*PROBLEM DESCRIPTION*.
Some lines in the listing below may include the string "Angle". How many are there? Give only the number.

* BEGIN *

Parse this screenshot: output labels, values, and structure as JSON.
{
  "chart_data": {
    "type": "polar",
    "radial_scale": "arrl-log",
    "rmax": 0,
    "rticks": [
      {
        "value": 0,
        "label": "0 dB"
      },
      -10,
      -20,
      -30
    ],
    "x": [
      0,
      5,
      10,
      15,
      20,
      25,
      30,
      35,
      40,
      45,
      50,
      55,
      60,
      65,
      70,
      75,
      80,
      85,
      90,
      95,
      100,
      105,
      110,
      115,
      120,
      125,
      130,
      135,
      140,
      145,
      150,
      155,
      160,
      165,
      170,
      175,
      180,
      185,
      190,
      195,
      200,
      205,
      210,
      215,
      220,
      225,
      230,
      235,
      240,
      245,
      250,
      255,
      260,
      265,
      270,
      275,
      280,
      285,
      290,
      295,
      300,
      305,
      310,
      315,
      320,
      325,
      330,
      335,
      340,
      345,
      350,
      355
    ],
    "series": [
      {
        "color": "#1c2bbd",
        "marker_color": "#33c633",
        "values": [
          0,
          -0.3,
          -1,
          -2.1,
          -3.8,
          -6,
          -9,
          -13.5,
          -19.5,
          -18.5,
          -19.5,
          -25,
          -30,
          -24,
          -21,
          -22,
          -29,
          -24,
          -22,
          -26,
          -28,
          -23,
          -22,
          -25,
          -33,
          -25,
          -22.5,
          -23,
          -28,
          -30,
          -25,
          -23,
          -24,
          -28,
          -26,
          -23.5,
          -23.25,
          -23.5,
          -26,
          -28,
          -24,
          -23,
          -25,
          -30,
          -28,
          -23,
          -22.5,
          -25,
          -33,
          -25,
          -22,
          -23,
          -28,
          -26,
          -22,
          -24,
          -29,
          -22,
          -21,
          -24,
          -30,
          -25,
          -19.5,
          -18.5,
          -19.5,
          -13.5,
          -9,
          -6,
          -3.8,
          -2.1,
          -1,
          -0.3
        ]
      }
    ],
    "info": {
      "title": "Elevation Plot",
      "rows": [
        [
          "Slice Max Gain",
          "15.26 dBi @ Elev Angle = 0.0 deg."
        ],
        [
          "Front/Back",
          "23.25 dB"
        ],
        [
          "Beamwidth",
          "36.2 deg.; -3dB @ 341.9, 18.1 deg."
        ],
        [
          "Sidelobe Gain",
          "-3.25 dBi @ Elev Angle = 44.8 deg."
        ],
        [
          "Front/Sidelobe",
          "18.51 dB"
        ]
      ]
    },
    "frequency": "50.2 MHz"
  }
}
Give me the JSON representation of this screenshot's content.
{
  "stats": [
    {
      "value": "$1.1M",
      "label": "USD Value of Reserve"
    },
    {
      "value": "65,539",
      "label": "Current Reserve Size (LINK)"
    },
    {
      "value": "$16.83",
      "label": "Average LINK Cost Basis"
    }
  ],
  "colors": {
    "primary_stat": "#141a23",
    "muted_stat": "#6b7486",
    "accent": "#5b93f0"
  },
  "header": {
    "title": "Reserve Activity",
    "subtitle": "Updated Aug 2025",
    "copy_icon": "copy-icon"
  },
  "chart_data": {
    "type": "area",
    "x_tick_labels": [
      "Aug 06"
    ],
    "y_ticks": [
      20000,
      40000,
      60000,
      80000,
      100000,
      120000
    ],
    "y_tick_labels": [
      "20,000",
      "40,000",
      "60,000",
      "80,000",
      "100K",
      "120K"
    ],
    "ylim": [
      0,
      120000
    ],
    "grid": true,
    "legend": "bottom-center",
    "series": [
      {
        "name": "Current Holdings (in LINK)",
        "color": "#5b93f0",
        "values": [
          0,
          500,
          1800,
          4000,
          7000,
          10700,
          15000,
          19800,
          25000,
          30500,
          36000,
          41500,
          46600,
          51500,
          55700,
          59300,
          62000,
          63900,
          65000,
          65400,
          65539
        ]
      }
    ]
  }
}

* END *

*OUTPUT OF THE TASK*.
2